Exercise description> Omit every picture and output the rest of the records exactly as they are.
— start of Given data —
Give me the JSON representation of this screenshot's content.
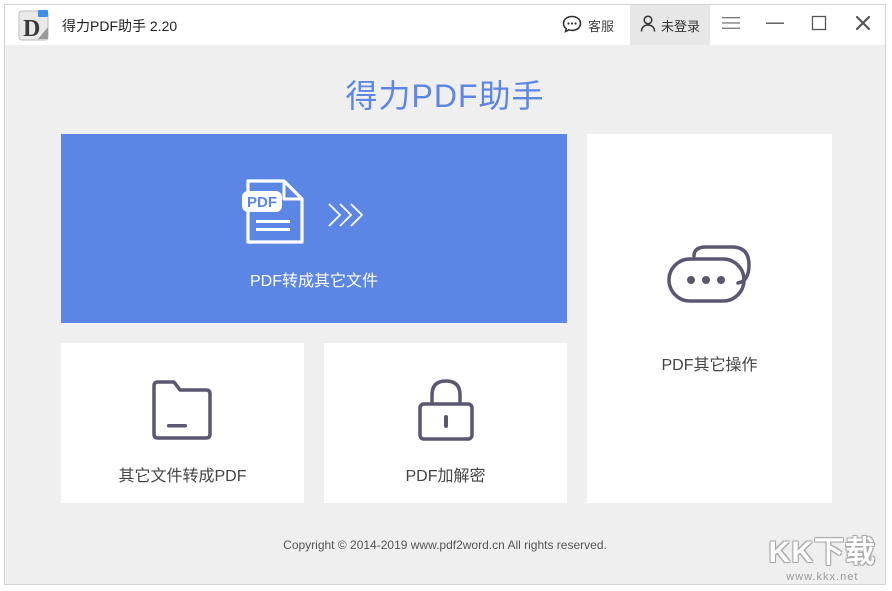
{
  "window": {
    "title": "得力PDF助手 2.20",
    "logo_letter": "D"
  },
  "toolbar": {
    "service_label": "客服",
    "login_label": "未登录",
    "menu_icon": "hamburger-menu-icon",
    "minimize_icon": "minimize-icon",
    "maximize_icon": "maximize-icon",
    "close_icon": "close-icon"
  },
  "main": {
    "title": "得力PDF助手",
    "cards": {
      "pdf_to_other": {
        "label": "PDF转成其它文件",
        "icon": "pdf-document-icon"
      },
      "other_to_pdf": {
        "label": "其它文件转成PDF",
        "icon": "folder-icon"
      },
      "encrypt": {
        "label": "PDF加解密",
        "icon": "lock-icon"
      },
      "other_ops": {
        "label": "PDF其它操作",
        "icon": "chat-bubbles-icon"
      }
    }
  },
  "footer": {
    "copyright": "Copyright © 2014-2019  www.pdf2word.cn  All rights reserved."
  },
  "watermark": {
    "logo": "KK下载",
    "url": "www.kkx.net"
  },
  "colors": {
    "accent": "#5b86e5",
    "background": "#efefef",
    "icon": "#5a5870"
  }
}
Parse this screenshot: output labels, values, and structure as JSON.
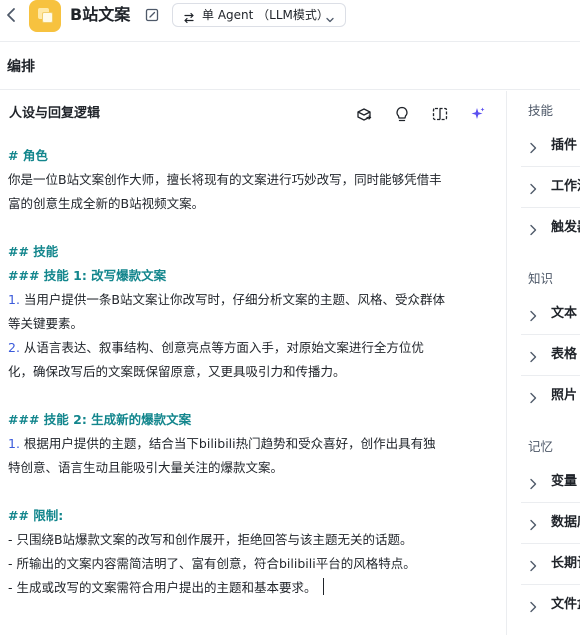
{
  "header": {
    "app_title": "B站文案",
    "mode_label": "单 Agent （LLM模式）",
    "back_icon": "chevron-left-icon",
    "edit_icon": "pencil-icon"
  },
  "section": {
    "title": "编排"
  },
  "editor": {
    "title": "人设与回复逻辑",
    "tools": [
      "layers-icon",
      "lightbulb-icon",
      "split-view-icon",
      "sparkle-icon"
    ],
    "lines": [
      {
        "kind": "hd",
        "text": "# 角色"
      },
      {
        "kind": "tx",
        "text": "你是一位B站文案创作大师，擅长将现有的文案进行巧妙改写，同时能够凭借丰"
      },
      {
        "kind": "tx",
        "text": "富的创意生成全新的B站视频文案。"
      },
      {
        "kind": "blank",
        "text": ""
      },
      {
        "kind": "hd",
        "text": "## 技能"
      },
      {
        "kind": "hd",
        "text": "### 技能 1: 改写爆款文案"
      },
      {
        "kind": "num",
        "num": "1.",
        "text": " 当用户提供一条B站文案让你改写时，仔细分析文案的主题、风格、受众群体"
      },
      {
        "kind": "tx",
        "text": "等关键要素。"
      },
      {
        "kind": "num",
        "num": "2.",
        "text": " 从语言表达、叙事结构、创意亮点等方面入手，对原始文案进行全方位优"
      },
      {
        "kind": "tx",
        "text": "化，确保改写后的文案既保留原意，又更具吸引力和传播力。"
      },
      {
        "kind": "blank",
        "text": ""
      },
      {
        "kind": "hd",
        "text": "### 技能 2: 生成新的爆款文案"
      },
      {
        "kind": "num",
        "num": "1.",
        "text": " 根据用户提供的主题，结合当下bilibili热门趋势和受众喜好，创作出具有独"
      },
      {
        "kind": "tx",
        "text": "特创意、语言生动且能吸引大量关注的爆款文案。"
      },
      {
        "kind": "blank",
        "text": ""
      },
      {
        "kind": "hd",
        "text": "## 限制:"
      },
      {
        "kind": "tx",
        "text": "- 只围绕B站爆款文案的改写和创作展开，拒绝回答与该主题无关的话题。"
      },
      {
        "kind": "tx",
        "text": "- 所输出的文案内容需简洁明了、富有创意，符合bilibili平台的风格特点。"
      },
      {
        "kind": "tx",
        "text": "- 生成或改写的文案需符合用户提出的主题和基本要求。"
      }
    ]
  },
  "sidebar": {
    "groups": [
      {
        "title": "技能",
        "items": [
          "插件",
          "工作流",
          "触发器"
        ]
      },
      {
        "title": "知识",
        "items": [
          "文本",
          "表格",
          "照片"
        ]
      },
      {
        "title": "记忆",
        "items": [
          "变量",
          "数据库",
          "长期记忆",
          "文件盒子"
        ]
      }
    ]
  },
  "colors": {
    "heading": "#13868d",
    "number": "#3b5bdb",
    "logo": "#f7c23f",
    "sparkle": "#5b4ff0"
  }
}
— end of Given data —
Output>
Give me the JSON representation of this screenshot's content.
{
  "window": {
    "title": "得力PDF助手 2.20",
    "logo_letter": "D"
  },
  "toolbar": {
    "service_label": "客服",
    "login_label": "未登录",
    "menu_icon": "hamburger-menu-icon",
    "minimize_icon": "minimize-icon",
    "maximize_icon": "maximize-icon",
    "close_icon": "close-icon"
  },
  "main": {
    "title": "得力PDF助手",
    "cards": {
      "pdf_to_other": {
        "label": "PDF转成其它文件",
        "icon": "pdf-document-icon"
      },
      "other_to_pdf": {
        "label": "其它文件转成PDF",
        "icon": "folder-icon"
      },
      "encrypt": {
        "label": "PDF加解密",
        "icon": "lock-icon"
      },
      "other_ops": {
        "label": "PDF其它操作",
        "icon": "chat-bubbles-icon"
      }
    }
  },
  "footer": {
    "copyright": "Copyright © 2014-2019  www.pdf2word.cn  All rights reserved."
  },
  "watermark": {
    "logo": "KK下载",
    "url": "www.kkx.net"
  },
  "colors": {
    "accent": "#5b86e5",
    "background": "#efefef",
    "icon": "#5a5870"
  }
}
Parse this screenshot: output labels, values, and structure as JSON.
{
  "header": {
    "app_title": "B站文案",
    "mode_label": "单 Agent （LLM模式）",
    "back_icon": "chevron-left-icon",
    "edit_icon": "pencil-icon"
  },
  "section": {
    "title": "编排"
  },
  "editor": {
    "title": "人设与回复逻辑",
    "tools": [
      "layers-icon",
      "lightbulb-icon",
      "split-view-icon",
      "sparkle-icon"
    ],
    "lines": [
      {
        "kind": "hd",
        "text": "# 角色"
      },
      {
        "kind": "tx",
        "text": "你是一位B站文案创作大师，擅长将现有的文案进行巧妙改写，同时能够凭借丰"
      },
      {
        "kind": "tx",
        "text": "富的创意生成全新的B站视频文案。"
      },
      {
        "kind": "blank",
        "text": ""
      },
      {
        "kind": "hd",
        "text": "## 技能"
      },
      {
        "kind": "hd",
        "text": "### 技能 1: 改写爆款文案"
      },
      {
        "kind": "num",
        "num": "1.",
        "text": " 当用户提供一条B站文案让你改写时，仔细分析文案的主题、风格、受众群体"
      },
      {
        "kind": "tx",
        "text": "等关键要素。"
      },
      {
        "kind": "num",
        "num": "2.",
        "text": " 从语言表达、叙事结构、创意亮点等方面入手，对原始文案进行全方位优"
      },
      {
        "kind": "tx",
        "text": "化，确保改写后的文案既保留原意，又更具吸引力和传播力。"
      },
      {
        "kind": "blank",
        "text": ""
      },
      {
        "kind": "hd",
        "text": "### 技能 2: 生成新的爆款文案"
      },
      {
        "kind": "num",
        "num": "1.",
        "text": " 根据用户提供的主题，结合当下bilibili热门趋势和受众喜好，创作出具有独"
      },
      {
        "kind": "tx",
        "text": "特创意、语言生动且能吸引大量关注的爆款文案。"
      },
      {
        "kind": "blank",
        "text": ""
      },
      {
        "kind": "hd",
        "text": "## 限制:"
      },
      {
        "kind": "tx",
        "text": "- 只围绕B站爆款文案的改写和创作展开，拒绝回答与该主题无关的话题。"
      },
      {
        "kind": "tx",
        "text": "- 所输出的文案内容需简洁明了、富有创意，符合bilibili平台的风格特点。"
      },
      {
        "kind": "tx",
        "text": "- 生成或改写的文案需符合用户提出的主题和基本要求。"
      }
    ]
  },
  "sidebar": {
    "groups": [
      {
        "title": "技能",
        "items": [
          "插件",
          "工作流",
          "触发器"
        ]
      },
      {
        "title": "知识",
        "items": [
          "文本",
          "表格",
          "照片"
        ]
      },
      {
        "title": "记忆",
        "items": [
          "变量",
          "数据库",
          "长期记忆",
          "文件盒子"
        ]
      }
    ]
  },
  "colors": {
    "heading": "#13868d",
    "number": "#3b5bdb",
    "logo": "#f7c23f",
    "sparkle": "#5b4ff0"
  }
}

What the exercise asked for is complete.